• What is needed
Reproduce the listing word for word, leaving every picture behind.

>> start Exercise material

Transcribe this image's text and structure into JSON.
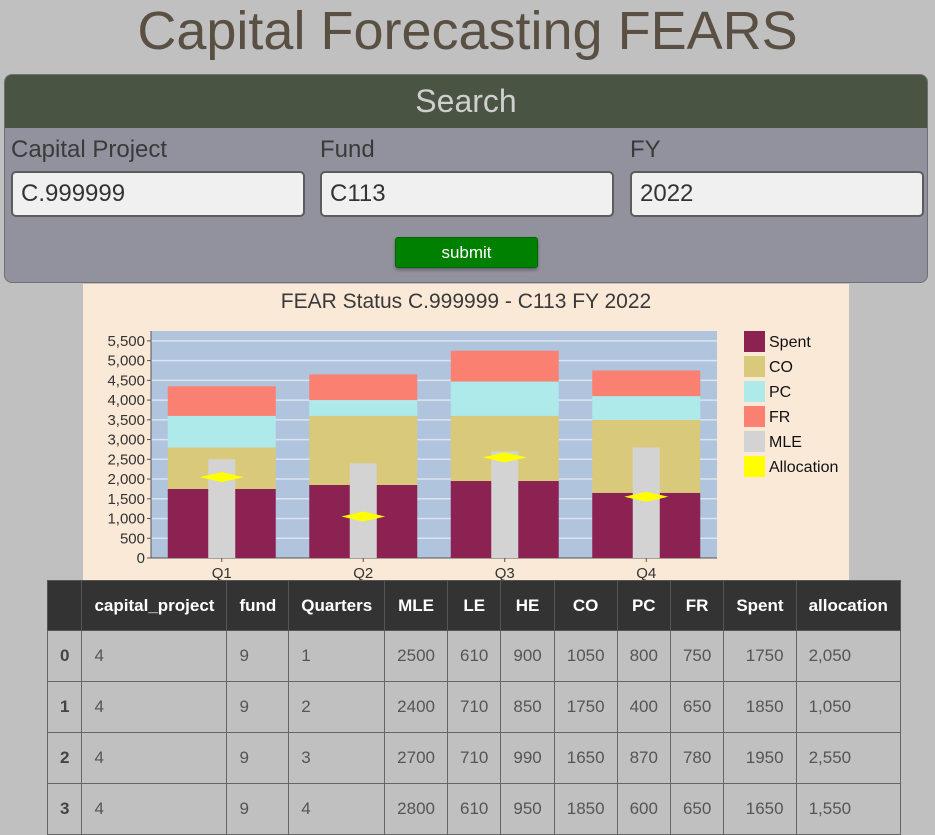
{
  "page": {
    "title": "Capital Forecasting FEARS"
  },
  "search": {
    "header": "Search",
    "fields": [
      {
        "label": "Capital Project",
        "value": "C.999999"
      },
      {
        "label": "Fund",
        "value": "C113"
      },
      {
        "label": "FY",
        "value": "2022"
      }
    ],
    "submit_label": "submit",
    "submit_color": "#008000"
  },
  "chart_data": {
    "type": "bar",
    "title": "FEAR Status C.999999 - C113 FY 2022",
    "categories": [
      "Q1",
      "Q2",
      "Q3",
      "Q4"
    ],
    "ylim": [
      0,
      5750
    ],
    "yticks": [
      "0",
      "500",
      "1,000",
      "1,500",
      "2,000",
      "2,500",
      "3,000",
      "3,500",
      "4,000",
      "4,500",
      "5,000",
      "5,500"
    ],
    "ytick_values": [
      0,
      500,
      1000,
      1500,
      2000,
      2500,
      3000,
      3500,
      4000,
      4500,
      5000,
      5500
    ],
    "stacked_series": [
      {
        "name": "Spent",
        "values": [
          1750,
          1850,
          1950,
          1650
        ],
        "color": "#8b2252"
      },
      {
        "name": "CO",
        "values": [
          1050,
          1750,
          1650,
          1850
        ],
        "color": "#d9c97a"
      },
      {
        "name": "PC",
        "values": [
          800,
          400,
          870,
          600
        ],
        "color": "#afeaea"
      },
      {
        "name": "FR",
        "values": [
          750,
          650,
          780,
          650
        ],
        "color": "#fa8072"
      }
    ],
    "mle": {
      "name": "MLE",
      "values": [
        2500,
        2400,
        2700,
        2800
      ],
      "color": "#d3d3d3"
    },
    "allocation": {
      "name": "Allocation",
      "values": [
        2050,
        1050,
        2550,
        1550
      ],
      "color": "#ffff00"
    },
    "legend": [
      "Spent",
      "CO",
      "PC",
      "FR",
      "MLE",
      "Allocation"
    ],
    "legend_placement": "right",
    "grid": true,
    "plot_background": "#b0c4de"
  },
  "table": {
    "columns": [
      "",
      "capital_project",
      "fund",
      "Quarters",
      "MLE",
      "LE",
      "HE",
      "CO",
      "PC",
      "FR",
      "Spent",
      "allocation"
    ],
    "rows": [
      [
        "0",
        "4",
        "9",
        "1",
        "2500",
        "610",
        "900",
        "1050",
        "800",
        "750",
        "1750",
        "2,050"
      ],
      [
        "1",
        "4",
        "9",
        "2",
        "2400",
        "710",
        "850",
        "1750",
        "400",
        "650",
        "1850",
        "1,050"
      ],
      [
        "2",
        "4",
        "9",
        "3",
        "2700",
        "710",
        "990",
        "1650",
        "870",
        "780",
        "1950",
        "2,550"
      ],
      [
        "3",
        "4",
        "9",
        "4",
        "2800",
        "610",
        "950",
        "1850",
        "600",
        "650",
        "1650",
        "1,550"
      ]
    ]
  }
}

>> end Exercise material

• Expected output
Transcribe this image's text and structure into JSON.
{
  "page": {
    "title": "Capital Forecasting FEARS"
  },
  "search": {
    "header": "Search",
    "fields": [
      {
        "label": "Capital Project",
        "value": "C.999999"
      },
      {
        "label": "Fund",
        "value": "C113"
      },
      {
        "label": "FY",
        "value": "2022"
      }
    ],
    "submit_label": "submit",
    "submit_color": "#008000"
  },
  "chart_data": {
    "type": "bar",
    "title": "FEAR Status C.999999 - C113 FY 2022",
    "categories": [
      "Q1",
      "Q2",
      "Q3",
      "Q4"
    ],
    "ylim": [
      0,
      5750
    ],
    "yticks": [
      "0",
      "500",
      "1,000",
      "1,500",
      "2,000",
      "2,500",
      "3,000",
      "3,500",
      "4,000",
      "4,500",
      "5,000",
      "5,500"
    ],
    "ytick_values": [
      0,
      500,
      1000,
      1500,
      2000,
      2500,
      3000,
      3500,
      4000,
      4500,
      5000,
      5500
    ],
    "stacked_series": [
      {
        "name": "Spent",
        "values": [
          1750,
          1850,
          1950,
          1650
        ],
        "color": "#8b2252"
      },
      {
        "name": "CO",
        "values": [
          1050,
          1750,
          1650,
          1850
        ],
        "color": "#d9c97a"
      },
      {
        "name": "PC",
        "values": [
          800,
          400,
          870,
          600
        ],
        "color": "#afeaea"
      },
      {
        "name": "FR",
        "values": [
          750,
          650,
          780,
          650
        ],
        "color": "#fa8072"
      }
    ],
    "mle": {
      "name": "MLE",
      "values": [
        2500,
        2400,
        2700,
        2800
      ],
      "color": "#d3d3d3"
    },
    "allocation": {
      "name": "Allocation",
      "values": [
        2050,
        1050,
        2550,
        1550
      ],
      "color": "#ffff00"
    },
    "legend": [
      "Spent",
      "CO",
      "PC",
      "FR",
      "MLE",
      "Allocation"
    ],
    "legend_placement": "right",
    "grid": true,
    "plot_background": "#b0c4de"
  },
  "table": {
    "columns": [
      "",
      "capital_project",
      "fund",
      "Quarters",
      "MLE",
      "LE",
      "HE",
      "CO",
      "PC",
      "FR",
      "Spent",
      "allocation"
    ],
    "rows": [
      [
        "0",
        "4",
        "9",
        "1",
        "2500",
        "610",
        "900",
        "1050",
        "800",
        "750",
        "1750",
        "2,050"
      ],
      [
        "1",
        "4",
        "9",
        "2",
        "2400",
        "710",
        "850",
        "1750",
        "400",
        "650",
        "1850",
        "1,050"
      ],
      [
        "2",
        "4",
        "9",
        "3",
        "2700",
        "710",
        "990",
        "1650",
        "870",
        "780",
        "1950",
        "2,550"
      ],
      [
        "3",
        "4",
        "9",
        "4",
        "2800",
        "610",
        "950",
        "1850",
        "600",
        "650",
        "1650",
        "1,550"
      ]
    ]
  }
}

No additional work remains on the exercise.